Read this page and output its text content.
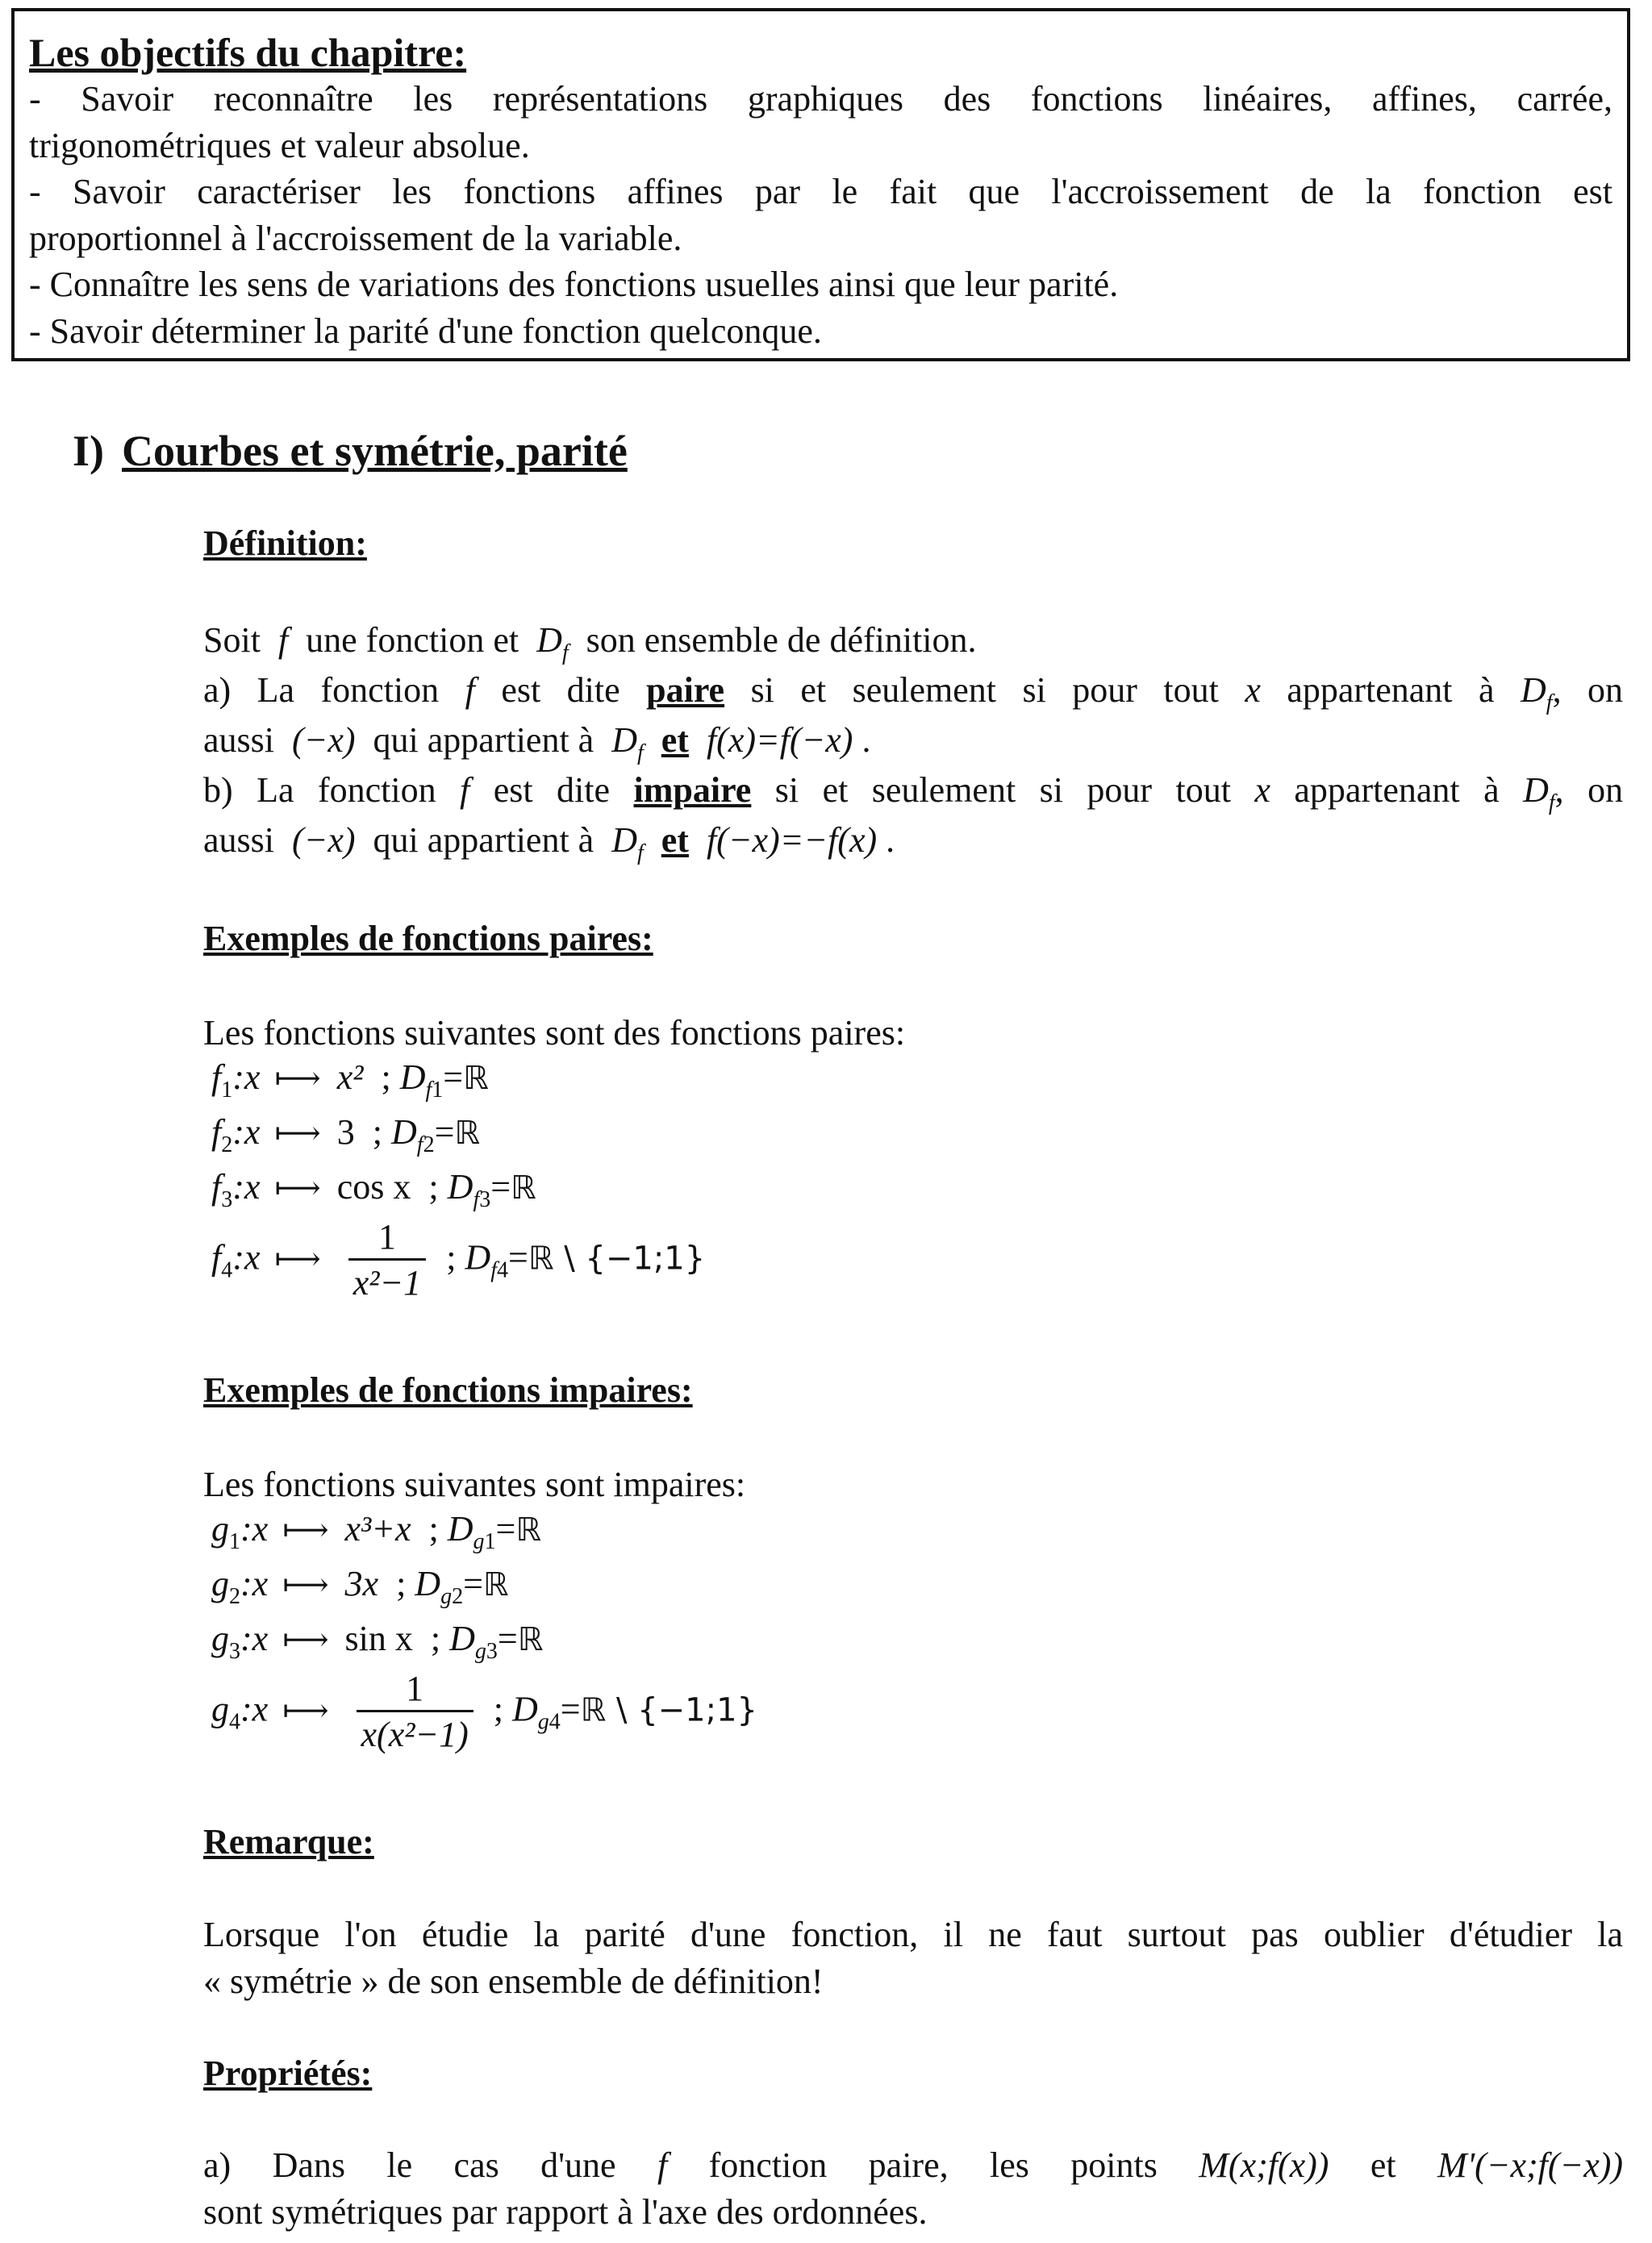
Les objectifs du chapitre:
- Savoir reconnaître les représentations graphiques des fonctions linéaires, affines, carrée,
trigonométriques et valeur absolue.
- Savoir caractériser les fonctions affines par le fait que l'accroissement de la fonction est
proportionnel à l'accroissement de la variable.
- Connaître les sens de variations des fonctions usuelles ainsi que leur parité.
- Savoir déterminer la parité d'une fonction quelconque.
I) Courbes et symétrie, parité
Définition:
Soit  f  une fonction et  $D_f$ son ensemble de définition.
a) La fonction f est dite paire si et seulement si pour tout x appartenant à $D_f$, on
aussi  (−x)  qui appartient à  $D_f$ et f(x)=f(−x) .
b) La fonction f est dite impaire si et seulement si pour tout x appartenant à $D_f$, on
aussi  (−x)  qui appartient à  $D_f$ et f(−x)=−f(x) .
Exemples de fonctions paires:
Les fonctions suivantes sont des fonctions paires:
$f_1:x$ ⟼ x²  ; $D_{f1}=ℝ$
$f_2:x$ ⟼ 3  ; $D_{f2}=ℝ$
$f_3:x$ ⟼ cos x  ; $D_{f3}=ℝ$
$f_4:x$ ⟼ $\frac{1}{\text{x²−1}}$ ; $D_{f4}=ℝ$ \ {−1;1}
Exemples de fonctions impaires:
Les fonctions suivantes sont impaires:
$g_1:x$ ⟼ x³+x  ; $D_{g1}=ℝ$
$g_2:x$ ⟼ 3x  ; $D_{g2}=ℝ$
$g_3:x$ ⟼ sin x  ; $D_{g3}=ℝ$
$g_4:x$ ⟼ $\frac{1}{\text{x(x²−1)}}$ ; $D_{g4}=ℝ$ \ {−1;1}
Remarque:
Lorsque l'on étudie la parité d'une fonction, il ne faut surtout pas oublier d'étudier la
« symétrie » de son ensemble de définition!
Propriétés:
a) Dans le cas d'une f fonction paire, les points M(x;f(x)) et M'(−x;f(−x))
sont symétriques par rapport à l'axe des ordonnées.
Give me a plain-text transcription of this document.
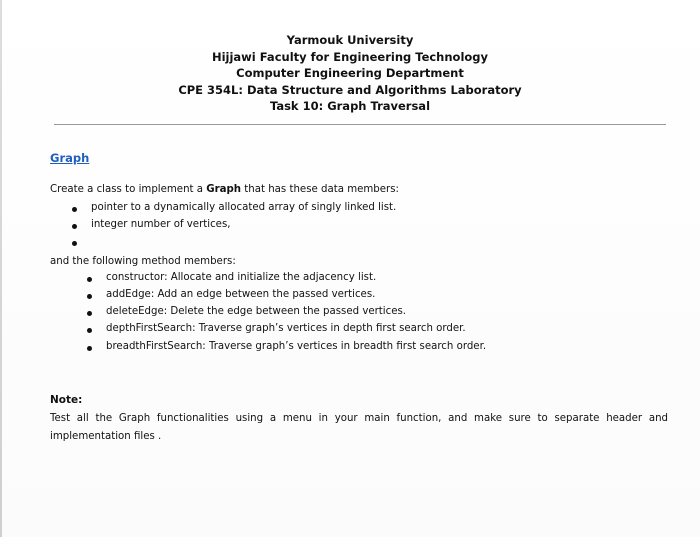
Yarmouk University
Hijjawi Faculty for Engineering Technology
Computer Engineering Department
CPE 354L: Data Structure and Algorithms Laboratory
Task 10: Graph Traversal
Graph
Create a class to implement a Graph that has these data members:
pointer to a dynamically allocated array of singly linked list.
integer number of vertices,
and the following method members:
constructor: Allocate and initialize the adjacency list.
addEdge: Add an edge between the passed vertices.
deleteEdge: Delete the edge between the passed vertices.
depthFirstSearch: Traverse graph’s vertices in depth first search order.
breadthFirstSearch: Traverse graph’s vertices in breadth first search order.
Note:
Test all the Graph functionalities using a menu in your main function, and make sure to separate header and
implementation files .
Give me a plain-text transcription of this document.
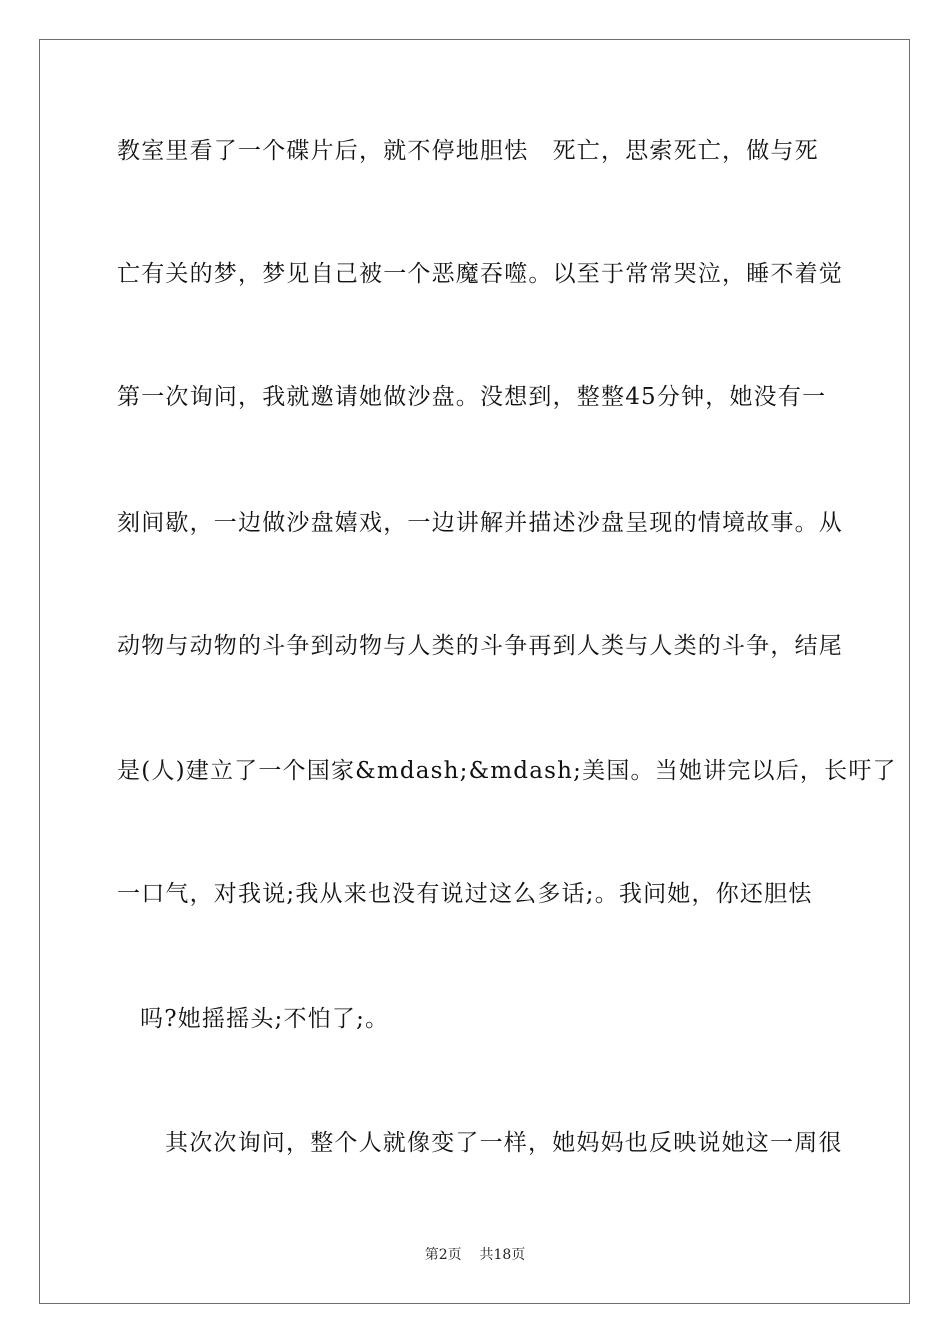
教室里看了一个碟片后，就不停地胆怯　死亡，思索死亡，做与死
亡有关的梦，梦见自己被一个恶魔吞噬。以至于常常哭泣，睡不着觉
第一次询问，我就邀请她做沙盘。没想到，整整45分钟，她没有一
刻间歇，一边做沙盘嬉戏，一边讲解并描述沙盘呈现的情境故事。从
动物与动物的斗争到动物与人类的斗争再到人类与人类的斗争，结尾
是(人)建立了一个国家&mdash;&mdash;美国。当她讲完以后，长吁了
一口气，对我说;我从来也没有说过这么多话;。我问她，你还胆怯
吗?她摇摇头;不怕了;。
其次次询问，整个人就像变了一样，她妈妈也反映说她这一周很
第2页 共18页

### EXERCISE AIM
Collect each line holding the string "ensemble".

### SOLUTION BELOW
Soit  f  une fonction et  $D_f$ son ensemble de définition.
« symétrie » de son ensemble de définition!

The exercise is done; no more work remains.